**DIRECTIONS FOR THIS TASK**
Collect all lines from the listing that include the string "ROSA".

**DATASET ENTRIES**
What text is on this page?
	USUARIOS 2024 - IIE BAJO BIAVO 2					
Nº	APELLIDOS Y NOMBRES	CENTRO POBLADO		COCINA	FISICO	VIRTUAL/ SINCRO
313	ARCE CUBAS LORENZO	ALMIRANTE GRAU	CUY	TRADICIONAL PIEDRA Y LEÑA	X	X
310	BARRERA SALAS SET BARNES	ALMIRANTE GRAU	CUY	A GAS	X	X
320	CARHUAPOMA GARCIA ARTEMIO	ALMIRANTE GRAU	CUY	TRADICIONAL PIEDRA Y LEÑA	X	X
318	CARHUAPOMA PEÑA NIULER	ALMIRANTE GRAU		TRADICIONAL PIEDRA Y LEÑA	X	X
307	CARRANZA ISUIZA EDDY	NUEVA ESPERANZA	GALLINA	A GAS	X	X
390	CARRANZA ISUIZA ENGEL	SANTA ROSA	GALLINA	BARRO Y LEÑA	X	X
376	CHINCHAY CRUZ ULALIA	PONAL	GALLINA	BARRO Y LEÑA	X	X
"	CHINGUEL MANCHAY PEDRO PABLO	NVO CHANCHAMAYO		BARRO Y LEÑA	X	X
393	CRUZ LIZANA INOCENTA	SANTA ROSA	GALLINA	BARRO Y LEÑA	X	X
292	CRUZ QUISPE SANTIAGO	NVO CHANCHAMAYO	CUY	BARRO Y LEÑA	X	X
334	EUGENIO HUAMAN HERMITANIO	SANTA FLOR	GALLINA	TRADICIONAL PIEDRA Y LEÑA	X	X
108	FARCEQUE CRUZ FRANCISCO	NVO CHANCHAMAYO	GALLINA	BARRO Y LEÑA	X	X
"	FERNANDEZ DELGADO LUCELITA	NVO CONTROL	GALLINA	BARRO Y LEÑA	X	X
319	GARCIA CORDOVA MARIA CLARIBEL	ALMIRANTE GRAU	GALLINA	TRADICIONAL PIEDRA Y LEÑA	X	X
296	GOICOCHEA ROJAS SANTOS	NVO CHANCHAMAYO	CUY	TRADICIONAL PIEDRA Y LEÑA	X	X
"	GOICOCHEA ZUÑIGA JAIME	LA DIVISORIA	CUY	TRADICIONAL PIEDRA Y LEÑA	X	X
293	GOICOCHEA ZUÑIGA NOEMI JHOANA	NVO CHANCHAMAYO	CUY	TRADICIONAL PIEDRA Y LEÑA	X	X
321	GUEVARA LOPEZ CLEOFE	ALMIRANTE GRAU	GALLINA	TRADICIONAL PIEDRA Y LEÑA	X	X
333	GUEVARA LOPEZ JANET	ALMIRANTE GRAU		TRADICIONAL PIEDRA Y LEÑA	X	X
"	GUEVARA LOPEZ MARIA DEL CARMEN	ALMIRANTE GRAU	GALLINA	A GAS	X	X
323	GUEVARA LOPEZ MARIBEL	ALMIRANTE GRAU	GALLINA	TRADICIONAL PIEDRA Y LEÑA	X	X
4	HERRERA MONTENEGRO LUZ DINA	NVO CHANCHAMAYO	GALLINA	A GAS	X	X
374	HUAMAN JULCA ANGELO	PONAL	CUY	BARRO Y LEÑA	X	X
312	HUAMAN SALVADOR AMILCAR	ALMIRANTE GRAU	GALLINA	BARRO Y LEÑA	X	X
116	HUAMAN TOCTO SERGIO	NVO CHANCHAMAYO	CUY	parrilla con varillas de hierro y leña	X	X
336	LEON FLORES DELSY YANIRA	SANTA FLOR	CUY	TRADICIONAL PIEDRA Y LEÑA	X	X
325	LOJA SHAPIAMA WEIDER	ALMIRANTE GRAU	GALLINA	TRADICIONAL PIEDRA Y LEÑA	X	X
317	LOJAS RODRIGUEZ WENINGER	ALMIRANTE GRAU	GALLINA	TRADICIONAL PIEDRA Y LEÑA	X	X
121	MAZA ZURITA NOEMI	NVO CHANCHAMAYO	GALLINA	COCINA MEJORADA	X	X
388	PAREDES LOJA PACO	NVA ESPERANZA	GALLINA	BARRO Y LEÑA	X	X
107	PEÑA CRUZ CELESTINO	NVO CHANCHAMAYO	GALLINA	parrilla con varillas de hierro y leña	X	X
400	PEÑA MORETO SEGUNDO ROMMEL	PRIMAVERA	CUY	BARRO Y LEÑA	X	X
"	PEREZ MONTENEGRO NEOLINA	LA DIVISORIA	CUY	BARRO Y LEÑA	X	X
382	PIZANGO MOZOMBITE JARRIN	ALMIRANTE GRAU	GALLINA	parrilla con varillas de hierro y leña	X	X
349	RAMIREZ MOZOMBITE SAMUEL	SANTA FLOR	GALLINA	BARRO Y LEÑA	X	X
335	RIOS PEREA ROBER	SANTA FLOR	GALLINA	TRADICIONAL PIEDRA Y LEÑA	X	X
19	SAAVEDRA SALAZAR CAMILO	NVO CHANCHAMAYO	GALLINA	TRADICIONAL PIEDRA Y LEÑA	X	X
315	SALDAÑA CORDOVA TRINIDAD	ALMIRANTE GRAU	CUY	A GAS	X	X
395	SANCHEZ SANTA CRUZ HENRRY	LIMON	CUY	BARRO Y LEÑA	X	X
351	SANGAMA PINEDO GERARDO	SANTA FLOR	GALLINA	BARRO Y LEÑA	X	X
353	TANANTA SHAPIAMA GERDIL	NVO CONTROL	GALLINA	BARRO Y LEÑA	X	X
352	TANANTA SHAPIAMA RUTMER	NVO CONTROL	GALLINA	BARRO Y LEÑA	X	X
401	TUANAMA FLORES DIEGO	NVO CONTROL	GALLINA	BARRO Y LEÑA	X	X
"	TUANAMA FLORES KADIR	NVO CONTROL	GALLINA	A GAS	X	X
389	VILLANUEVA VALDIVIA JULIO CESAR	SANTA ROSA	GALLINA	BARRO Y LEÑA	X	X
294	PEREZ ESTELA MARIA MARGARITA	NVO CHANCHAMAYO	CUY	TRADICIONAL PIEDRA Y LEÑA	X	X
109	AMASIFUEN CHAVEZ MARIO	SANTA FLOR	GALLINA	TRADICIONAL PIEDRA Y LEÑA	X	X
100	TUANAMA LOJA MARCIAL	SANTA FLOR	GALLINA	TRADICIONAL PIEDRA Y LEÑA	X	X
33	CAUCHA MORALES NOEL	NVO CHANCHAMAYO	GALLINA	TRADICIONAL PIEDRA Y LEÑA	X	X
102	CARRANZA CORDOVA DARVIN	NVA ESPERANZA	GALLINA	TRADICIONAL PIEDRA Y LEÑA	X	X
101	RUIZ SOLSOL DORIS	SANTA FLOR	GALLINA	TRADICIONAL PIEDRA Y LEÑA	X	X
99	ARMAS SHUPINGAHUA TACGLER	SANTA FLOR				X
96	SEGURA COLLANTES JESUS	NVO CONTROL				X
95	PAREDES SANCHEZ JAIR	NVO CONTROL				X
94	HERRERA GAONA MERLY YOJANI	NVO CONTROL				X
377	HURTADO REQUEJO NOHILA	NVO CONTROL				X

**ANSWER TO THE TASK**
390	CARRANZA ISUIZA ENGEL	SANTA ROSA	GALLINA	BARRO Y LEÑA	X	X
393	CRUZ LIZANA INOCENTA	SANTA ROSA	GALLINA	BARRO Y LEÑA	X	X
389	VILLANUEVA VALDIVIA JULIO CESAR	SANTA ROSA	GALLINA	BARRO Y LEÑA	X	X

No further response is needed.